TO DO: Bring together all lines of the material below that contain the string "rozbitia".

___ ENTRIES SHOWN ___

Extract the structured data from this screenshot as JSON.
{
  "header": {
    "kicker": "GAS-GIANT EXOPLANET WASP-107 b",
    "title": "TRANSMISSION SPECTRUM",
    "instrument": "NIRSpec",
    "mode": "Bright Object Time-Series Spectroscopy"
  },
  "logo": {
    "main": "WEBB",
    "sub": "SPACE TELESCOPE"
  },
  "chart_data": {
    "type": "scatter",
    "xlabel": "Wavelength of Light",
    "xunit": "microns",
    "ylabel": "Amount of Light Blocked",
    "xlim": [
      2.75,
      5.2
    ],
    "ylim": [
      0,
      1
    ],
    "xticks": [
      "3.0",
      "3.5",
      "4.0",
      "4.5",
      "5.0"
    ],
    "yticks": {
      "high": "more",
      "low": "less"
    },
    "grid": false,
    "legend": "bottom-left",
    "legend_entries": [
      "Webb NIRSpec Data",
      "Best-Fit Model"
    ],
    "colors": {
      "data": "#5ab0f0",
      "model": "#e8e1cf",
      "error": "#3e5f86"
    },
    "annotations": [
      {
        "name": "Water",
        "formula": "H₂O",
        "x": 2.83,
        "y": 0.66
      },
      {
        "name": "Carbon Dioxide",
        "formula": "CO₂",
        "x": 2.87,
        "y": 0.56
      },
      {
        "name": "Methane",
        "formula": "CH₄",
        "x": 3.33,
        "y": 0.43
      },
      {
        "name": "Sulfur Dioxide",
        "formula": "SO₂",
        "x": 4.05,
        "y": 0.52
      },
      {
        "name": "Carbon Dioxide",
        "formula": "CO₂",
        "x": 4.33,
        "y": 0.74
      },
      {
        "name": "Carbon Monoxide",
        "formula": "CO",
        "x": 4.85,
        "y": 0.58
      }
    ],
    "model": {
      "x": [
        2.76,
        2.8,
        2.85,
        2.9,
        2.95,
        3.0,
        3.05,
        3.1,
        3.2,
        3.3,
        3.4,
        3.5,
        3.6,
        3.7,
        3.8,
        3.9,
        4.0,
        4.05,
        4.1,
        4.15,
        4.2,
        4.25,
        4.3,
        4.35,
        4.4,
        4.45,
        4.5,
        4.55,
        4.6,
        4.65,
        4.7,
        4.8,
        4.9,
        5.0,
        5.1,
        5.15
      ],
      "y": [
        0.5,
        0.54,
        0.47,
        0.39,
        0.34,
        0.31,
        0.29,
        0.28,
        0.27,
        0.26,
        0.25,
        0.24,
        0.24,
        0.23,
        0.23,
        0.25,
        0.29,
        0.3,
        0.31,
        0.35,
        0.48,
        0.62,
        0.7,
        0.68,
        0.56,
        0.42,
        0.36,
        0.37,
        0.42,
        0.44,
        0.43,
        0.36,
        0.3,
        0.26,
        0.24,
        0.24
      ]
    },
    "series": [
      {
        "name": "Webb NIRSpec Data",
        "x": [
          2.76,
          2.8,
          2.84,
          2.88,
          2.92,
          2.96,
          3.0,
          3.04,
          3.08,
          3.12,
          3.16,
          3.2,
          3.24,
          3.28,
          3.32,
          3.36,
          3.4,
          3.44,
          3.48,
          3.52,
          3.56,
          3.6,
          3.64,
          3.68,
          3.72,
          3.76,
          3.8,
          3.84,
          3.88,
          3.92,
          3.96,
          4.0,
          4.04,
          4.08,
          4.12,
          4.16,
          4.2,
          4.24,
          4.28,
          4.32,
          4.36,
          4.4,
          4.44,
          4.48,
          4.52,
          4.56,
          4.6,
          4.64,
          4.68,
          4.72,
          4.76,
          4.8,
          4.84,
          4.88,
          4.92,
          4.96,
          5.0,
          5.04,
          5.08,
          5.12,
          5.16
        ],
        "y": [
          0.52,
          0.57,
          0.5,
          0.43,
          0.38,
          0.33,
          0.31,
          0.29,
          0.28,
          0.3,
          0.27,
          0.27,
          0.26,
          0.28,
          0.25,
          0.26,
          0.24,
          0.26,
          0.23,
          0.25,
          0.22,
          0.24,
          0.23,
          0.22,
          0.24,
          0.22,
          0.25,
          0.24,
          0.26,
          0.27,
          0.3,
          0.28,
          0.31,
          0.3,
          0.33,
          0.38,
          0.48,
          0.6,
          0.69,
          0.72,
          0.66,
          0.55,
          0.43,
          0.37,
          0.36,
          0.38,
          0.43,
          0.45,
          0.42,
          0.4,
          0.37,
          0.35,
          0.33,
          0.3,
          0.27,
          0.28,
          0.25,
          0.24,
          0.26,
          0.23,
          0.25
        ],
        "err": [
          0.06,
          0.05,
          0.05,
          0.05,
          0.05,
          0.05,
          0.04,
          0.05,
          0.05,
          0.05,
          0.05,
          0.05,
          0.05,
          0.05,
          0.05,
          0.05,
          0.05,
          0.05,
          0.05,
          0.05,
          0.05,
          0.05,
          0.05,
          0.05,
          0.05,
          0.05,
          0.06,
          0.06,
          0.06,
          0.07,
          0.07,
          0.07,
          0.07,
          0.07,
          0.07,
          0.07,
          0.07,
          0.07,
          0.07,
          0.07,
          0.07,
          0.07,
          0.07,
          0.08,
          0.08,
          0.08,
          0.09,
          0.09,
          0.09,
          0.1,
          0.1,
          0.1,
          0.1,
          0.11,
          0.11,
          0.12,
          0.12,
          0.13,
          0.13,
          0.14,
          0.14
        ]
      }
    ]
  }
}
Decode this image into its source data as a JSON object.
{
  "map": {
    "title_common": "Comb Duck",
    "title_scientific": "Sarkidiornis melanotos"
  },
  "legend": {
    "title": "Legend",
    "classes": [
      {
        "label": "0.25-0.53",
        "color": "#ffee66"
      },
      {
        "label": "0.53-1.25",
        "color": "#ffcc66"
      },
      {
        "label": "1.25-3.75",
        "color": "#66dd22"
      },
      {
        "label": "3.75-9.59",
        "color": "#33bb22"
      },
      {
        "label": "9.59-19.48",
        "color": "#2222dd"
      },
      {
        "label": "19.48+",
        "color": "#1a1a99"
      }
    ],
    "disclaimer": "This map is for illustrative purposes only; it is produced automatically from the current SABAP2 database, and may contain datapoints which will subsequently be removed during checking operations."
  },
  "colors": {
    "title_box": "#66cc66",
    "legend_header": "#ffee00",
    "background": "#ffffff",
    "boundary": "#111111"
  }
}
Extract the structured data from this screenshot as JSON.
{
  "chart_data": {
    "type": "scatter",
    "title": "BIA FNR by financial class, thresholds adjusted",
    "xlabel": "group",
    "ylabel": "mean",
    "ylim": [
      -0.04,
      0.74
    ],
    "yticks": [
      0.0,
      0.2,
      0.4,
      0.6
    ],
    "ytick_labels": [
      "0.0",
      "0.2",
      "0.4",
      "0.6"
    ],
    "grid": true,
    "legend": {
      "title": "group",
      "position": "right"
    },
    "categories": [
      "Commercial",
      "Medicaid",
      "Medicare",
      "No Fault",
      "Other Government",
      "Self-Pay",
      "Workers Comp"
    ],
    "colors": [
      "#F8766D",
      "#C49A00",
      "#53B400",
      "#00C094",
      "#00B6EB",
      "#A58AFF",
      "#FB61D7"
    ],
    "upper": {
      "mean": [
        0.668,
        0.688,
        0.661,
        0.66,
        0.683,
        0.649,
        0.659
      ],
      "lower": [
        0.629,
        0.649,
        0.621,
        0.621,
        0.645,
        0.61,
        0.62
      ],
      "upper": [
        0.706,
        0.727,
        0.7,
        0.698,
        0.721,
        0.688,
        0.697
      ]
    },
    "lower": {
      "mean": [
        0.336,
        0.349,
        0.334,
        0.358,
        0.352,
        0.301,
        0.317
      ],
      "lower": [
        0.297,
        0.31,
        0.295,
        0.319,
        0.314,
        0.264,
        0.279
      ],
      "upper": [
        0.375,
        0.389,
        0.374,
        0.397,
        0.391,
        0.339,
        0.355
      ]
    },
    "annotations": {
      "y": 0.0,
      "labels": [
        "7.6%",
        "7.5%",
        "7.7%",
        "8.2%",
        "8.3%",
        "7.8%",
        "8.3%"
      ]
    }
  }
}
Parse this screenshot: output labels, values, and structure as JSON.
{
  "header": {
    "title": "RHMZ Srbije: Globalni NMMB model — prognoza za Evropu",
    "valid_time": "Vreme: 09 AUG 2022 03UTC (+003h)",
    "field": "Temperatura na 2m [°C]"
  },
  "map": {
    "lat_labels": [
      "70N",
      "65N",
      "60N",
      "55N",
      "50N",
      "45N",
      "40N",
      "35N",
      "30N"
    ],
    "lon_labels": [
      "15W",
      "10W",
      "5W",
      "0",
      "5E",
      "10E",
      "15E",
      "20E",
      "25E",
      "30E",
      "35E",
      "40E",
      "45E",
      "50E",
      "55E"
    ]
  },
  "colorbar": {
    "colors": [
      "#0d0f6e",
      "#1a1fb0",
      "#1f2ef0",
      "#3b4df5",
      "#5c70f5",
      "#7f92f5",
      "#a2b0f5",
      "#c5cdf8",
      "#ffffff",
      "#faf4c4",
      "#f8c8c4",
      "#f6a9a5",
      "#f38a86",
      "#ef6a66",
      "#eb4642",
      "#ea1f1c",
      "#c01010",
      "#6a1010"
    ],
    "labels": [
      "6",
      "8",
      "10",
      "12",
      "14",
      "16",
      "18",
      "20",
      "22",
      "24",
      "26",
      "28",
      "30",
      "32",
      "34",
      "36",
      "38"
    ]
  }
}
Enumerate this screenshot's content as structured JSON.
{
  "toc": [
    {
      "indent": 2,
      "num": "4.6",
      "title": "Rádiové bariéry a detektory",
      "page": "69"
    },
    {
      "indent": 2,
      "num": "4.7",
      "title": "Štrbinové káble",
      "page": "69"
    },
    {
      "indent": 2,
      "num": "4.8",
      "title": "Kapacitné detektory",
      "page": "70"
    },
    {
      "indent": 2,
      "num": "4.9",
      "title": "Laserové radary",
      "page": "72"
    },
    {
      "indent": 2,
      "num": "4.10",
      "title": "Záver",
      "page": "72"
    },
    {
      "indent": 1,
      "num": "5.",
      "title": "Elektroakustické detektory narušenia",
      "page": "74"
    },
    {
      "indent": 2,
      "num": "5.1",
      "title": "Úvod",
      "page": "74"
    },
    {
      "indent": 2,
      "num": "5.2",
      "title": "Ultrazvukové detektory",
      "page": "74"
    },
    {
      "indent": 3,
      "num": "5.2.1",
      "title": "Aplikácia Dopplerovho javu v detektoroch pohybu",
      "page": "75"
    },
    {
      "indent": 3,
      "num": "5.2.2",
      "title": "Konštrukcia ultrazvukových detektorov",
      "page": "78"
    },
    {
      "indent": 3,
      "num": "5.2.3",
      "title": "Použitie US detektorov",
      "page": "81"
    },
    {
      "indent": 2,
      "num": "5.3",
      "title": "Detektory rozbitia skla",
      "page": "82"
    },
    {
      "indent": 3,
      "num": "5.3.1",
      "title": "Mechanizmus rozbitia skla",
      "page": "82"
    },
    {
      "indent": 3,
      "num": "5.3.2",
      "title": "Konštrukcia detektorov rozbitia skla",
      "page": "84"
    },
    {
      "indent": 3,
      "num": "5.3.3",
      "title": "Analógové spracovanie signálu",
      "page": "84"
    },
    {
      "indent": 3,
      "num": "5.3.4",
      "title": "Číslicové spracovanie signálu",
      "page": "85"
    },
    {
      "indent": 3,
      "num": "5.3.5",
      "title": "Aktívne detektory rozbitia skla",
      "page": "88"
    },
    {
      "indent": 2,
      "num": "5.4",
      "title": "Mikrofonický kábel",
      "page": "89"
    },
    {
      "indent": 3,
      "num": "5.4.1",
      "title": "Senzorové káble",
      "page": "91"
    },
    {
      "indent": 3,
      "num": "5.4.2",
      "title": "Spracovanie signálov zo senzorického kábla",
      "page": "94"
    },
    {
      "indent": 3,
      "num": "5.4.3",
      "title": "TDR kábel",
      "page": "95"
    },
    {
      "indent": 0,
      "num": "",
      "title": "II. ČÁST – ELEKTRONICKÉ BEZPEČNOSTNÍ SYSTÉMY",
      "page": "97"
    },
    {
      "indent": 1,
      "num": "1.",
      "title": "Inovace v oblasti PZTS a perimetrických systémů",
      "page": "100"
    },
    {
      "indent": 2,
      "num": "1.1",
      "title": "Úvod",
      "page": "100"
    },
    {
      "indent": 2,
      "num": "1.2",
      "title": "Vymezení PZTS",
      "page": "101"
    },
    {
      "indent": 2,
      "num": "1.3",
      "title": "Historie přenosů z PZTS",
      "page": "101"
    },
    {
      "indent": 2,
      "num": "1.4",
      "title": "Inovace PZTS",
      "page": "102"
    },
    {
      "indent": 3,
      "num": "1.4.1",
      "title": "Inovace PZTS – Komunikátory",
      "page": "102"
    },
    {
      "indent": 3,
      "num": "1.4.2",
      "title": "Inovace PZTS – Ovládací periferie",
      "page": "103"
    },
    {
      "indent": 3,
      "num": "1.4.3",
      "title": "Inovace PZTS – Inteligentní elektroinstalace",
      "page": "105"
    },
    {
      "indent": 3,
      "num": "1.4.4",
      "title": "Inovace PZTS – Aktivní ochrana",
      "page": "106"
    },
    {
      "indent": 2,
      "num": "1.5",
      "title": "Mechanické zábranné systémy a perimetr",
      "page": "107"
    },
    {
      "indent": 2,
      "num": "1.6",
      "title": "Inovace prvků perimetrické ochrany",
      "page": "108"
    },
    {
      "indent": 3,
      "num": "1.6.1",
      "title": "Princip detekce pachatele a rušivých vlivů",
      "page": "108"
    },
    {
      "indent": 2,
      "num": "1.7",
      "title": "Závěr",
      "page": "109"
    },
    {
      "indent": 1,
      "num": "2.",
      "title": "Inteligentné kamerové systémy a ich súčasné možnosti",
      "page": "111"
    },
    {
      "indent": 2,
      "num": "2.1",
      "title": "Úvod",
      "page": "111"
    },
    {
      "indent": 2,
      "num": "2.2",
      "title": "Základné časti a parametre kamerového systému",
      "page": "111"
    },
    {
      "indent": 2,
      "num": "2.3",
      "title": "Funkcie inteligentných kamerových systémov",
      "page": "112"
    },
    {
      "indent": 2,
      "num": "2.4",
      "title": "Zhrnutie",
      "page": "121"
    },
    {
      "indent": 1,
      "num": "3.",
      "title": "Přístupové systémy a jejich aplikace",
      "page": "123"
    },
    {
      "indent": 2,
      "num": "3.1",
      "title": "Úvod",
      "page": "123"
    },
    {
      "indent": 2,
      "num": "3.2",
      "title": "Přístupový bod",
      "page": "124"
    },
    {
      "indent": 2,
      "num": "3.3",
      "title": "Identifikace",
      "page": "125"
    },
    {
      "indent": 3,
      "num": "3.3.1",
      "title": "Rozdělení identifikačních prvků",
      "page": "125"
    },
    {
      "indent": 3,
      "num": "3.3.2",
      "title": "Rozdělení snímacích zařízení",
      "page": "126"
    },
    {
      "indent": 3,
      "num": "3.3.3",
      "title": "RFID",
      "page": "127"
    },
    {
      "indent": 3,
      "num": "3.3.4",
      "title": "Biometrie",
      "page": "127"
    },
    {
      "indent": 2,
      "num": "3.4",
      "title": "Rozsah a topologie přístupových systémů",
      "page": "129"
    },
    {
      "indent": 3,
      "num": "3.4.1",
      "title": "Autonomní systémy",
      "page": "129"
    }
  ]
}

___

SOLVED PROBLEM:
      "title": "Detektory rozbitia skla",
      "title": "Mechanizmus rozbitia skla",
      "title": "Konštrukcia detektorov rozbitia skla",
      "title": "Aktívne detektory rozbitia skla",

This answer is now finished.